Would you extract the whole listing below and retype it exactly?

————

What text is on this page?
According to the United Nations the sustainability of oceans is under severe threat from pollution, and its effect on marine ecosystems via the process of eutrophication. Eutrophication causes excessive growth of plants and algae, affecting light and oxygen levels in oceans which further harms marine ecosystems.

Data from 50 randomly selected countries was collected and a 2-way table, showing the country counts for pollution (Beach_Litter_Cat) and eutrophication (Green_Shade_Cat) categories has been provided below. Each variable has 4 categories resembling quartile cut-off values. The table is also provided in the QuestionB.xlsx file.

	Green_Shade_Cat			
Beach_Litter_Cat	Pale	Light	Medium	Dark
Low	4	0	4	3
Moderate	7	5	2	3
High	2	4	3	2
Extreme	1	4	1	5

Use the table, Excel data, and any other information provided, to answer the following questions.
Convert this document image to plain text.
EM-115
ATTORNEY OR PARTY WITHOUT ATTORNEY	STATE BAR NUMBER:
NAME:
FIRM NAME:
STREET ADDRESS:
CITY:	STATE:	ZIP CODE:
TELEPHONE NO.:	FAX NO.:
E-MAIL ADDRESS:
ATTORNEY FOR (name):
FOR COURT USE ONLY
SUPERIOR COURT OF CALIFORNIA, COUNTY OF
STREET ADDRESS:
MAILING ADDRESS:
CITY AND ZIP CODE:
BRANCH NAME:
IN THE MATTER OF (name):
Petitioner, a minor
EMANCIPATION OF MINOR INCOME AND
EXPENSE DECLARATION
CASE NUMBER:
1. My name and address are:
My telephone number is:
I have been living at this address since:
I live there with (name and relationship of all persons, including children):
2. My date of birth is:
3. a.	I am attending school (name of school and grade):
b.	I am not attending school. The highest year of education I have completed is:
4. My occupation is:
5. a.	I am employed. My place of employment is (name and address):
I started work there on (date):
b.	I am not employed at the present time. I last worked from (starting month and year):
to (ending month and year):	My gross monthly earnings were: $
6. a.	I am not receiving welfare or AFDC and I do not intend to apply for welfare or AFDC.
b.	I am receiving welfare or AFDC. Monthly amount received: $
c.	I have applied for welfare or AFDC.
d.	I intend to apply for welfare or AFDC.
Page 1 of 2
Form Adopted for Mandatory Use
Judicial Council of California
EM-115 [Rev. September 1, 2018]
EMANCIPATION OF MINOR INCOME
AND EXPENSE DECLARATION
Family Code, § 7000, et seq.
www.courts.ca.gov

————

Output below →
What text is on this page?
According to the United Nations the sustainability of oceans is under severe threat from pollution, and its effect on marine ecosystems via the process of eutrophication. Eutrophication causes excessive growth of plants and algae, affecting light and oxygen levels in oceans which further harms marine ecosystems.

Data from 50 randomly selected countries was collected and a 2-way table, showing the country counts for pollution (Beach_Litter_Cat) and eutrophication (Green_Shade_Cat) categories has been provided below. Each variable has 4 categories resembling quartile cut-off values. The table is also provided in the QuestionB.xlsx file.

	Green_Shade_Cat			
Beach_Litter_Cat	Pale	Light	Medium	Dark
Low	4	0	4	3
Moderate	7	5	2	3
High	2	4	3	2
Extreme	1	4	1	5

Use the table, Excel data, and any other information provided, to answer the following questions.
Convert this document image to plain text.
EM-115
ATTORNEY OR PARTY WITHOUT ATTORNEY	STATE BAR NUMBER:
NAME:
FIRM NAME:
STREET ADDRESS:
CITY:	STATE:	ZIP CODE:
TELEPHONE NO.:	FAX NO.:
E-MAIL ADDRESS:
ATTORNEY FOR (name):
FOR COURT USE ONLY
SUPERIOR COURT OF CALIFORNIA, COUNTY OF
STREET ADDRESS:
MAILING ADDRESS:
CITY AND ZIP CODE:
BRANCH NAME:
IN THE MATTER OF (name):
Petitioner, a minor
EMANCIPATION OF MINOR INCOME AND
EXPENSE DECLARATION
CASE NUMBER:
1. My name and address are:
My telephone number is:
I have been living at this address since:
I live there with (name and relationship of all persons, including children):
2. My date of birth is:
3. a.	I am attending school (name of school and grade):
b.	I am not attending school. The highest year of education I have completed is:
4. My occupation is:
5. a.	I am employed. My place of employment is (name and address):
I started work there on (date):
b.	I am not employed at the present time. I last worked from (starting month and year):
to (ending month and year):	My gross monthly earnings were: $
6. a.	I am not receiving welfare or AFDC and I do not intend to apply for welfare or AFDC.
b.	I am receiving welfare or AFDC. Monthly amount received: $
c.	I have applied for welfare or AFDC.
d.	I intend to apply for welfare or AFDC.
Page 1 of 2
Form Adopted for Mandatory Use
Judicial Council of California
EM-115 [Rev. September 1, 2018]
EMANCIPATION OF MINOR INCOME
AND EXPENSE DECLARATION
Family Code, § 7000, et seq.
www.courts.ca.gov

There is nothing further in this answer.